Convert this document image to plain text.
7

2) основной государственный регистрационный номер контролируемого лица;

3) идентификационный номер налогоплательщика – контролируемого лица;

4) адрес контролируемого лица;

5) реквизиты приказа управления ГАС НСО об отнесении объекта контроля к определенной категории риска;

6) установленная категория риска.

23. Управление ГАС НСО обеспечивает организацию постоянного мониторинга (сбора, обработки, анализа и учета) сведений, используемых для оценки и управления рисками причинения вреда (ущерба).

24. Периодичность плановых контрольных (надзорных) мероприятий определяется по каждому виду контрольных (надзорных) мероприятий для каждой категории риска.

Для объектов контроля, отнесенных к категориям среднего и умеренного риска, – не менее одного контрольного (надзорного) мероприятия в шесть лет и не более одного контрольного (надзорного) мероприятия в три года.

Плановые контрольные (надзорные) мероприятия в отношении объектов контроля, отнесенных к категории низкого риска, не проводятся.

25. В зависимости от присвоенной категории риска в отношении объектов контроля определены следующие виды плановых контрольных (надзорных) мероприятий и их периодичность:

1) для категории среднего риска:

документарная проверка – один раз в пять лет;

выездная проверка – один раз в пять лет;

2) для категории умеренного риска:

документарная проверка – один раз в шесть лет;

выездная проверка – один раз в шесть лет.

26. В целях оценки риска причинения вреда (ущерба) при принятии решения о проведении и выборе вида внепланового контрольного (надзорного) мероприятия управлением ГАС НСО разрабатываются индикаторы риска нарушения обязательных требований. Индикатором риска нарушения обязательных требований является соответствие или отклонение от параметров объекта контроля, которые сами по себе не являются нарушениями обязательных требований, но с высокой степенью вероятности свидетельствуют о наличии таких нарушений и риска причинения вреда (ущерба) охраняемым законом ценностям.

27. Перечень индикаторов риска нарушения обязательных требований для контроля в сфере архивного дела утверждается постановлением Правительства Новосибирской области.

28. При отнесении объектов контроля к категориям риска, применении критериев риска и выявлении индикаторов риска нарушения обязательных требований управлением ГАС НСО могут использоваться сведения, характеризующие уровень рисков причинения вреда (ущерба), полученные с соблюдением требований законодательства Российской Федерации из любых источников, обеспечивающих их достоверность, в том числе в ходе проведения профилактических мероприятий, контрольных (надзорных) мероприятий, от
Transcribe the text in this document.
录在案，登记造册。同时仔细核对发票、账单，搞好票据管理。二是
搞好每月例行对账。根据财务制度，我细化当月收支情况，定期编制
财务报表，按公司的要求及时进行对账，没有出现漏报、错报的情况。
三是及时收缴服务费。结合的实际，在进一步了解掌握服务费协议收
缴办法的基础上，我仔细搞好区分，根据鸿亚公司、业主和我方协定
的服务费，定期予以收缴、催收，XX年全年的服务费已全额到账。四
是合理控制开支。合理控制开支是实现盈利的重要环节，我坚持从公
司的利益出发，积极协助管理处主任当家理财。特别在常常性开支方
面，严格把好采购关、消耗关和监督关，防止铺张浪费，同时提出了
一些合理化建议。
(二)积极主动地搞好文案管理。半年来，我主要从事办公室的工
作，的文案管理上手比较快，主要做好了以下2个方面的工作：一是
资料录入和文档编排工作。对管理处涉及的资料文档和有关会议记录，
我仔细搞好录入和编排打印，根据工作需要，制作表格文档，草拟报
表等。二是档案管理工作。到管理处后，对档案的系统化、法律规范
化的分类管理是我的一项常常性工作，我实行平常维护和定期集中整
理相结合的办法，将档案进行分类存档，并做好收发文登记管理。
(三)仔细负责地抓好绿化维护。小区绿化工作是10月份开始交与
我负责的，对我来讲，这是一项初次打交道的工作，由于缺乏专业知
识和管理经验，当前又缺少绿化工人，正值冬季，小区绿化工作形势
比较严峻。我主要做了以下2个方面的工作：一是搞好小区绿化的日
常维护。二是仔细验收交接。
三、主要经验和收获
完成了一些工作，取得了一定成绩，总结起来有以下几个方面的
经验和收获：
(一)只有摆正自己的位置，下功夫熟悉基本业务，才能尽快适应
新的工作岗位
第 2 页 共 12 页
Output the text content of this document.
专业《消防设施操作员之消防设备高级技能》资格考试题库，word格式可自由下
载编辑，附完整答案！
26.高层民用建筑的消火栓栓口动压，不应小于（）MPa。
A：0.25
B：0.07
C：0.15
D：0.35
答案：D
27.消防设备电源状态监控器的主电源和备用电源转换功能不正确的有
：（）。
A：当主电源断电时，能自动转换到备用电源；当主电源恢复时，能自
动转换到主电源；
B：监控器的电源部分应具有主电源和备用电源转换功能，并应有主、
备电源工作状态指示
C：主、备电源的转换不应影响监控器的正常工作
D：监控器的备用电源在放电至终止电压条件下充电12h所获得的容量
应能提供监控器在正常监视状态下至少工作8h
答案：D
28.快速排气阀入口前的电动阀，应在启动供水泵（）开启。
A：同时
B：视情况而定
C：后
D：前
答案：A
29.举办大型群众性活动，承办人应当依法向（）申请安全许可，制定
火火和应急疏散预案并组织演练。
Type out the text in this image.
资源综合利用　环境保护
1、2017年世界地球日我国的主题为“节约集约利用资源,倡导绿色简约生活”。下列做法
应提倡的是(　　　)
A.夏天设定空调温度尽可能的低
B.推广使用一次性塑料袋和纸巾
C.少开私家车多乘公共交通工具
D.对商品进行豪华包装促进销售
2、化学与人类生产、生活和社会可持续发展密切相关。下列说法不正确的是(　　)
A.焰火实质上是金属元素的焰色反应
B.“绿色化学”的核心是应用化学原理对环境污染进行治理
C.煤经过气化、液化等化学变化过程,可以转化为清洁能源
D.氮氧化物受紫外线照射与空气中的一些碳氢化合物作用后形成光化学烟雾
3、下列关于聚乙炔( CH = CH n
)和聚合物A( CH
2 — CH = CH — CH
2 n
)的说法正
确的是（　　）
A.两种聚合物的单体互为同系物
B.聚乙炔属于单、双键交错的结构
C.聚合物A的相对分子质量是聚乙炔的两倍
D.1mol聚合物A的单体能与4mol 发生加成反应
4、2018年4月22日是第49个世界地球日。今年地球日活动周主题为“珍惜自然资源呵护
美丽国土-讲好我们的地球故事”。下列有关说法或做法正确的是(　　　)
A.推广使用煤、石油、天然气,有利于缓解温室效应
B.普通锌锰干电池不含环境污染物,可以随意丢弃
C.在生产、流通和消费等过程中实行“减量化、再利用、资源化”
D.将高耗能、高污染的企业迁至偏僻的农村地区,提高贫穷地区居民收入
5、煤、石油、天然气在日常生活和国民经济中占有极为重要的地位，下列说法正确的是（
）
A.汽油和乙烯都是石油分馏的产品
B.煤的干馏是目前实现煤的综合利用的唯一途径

* * *

Exercise objective:
Pick out the lines above containing the word "выездная", then copy them.

Completed task:
выездная проверка – один раз в пять лет;
выездная проверка – один раз в шесть лет.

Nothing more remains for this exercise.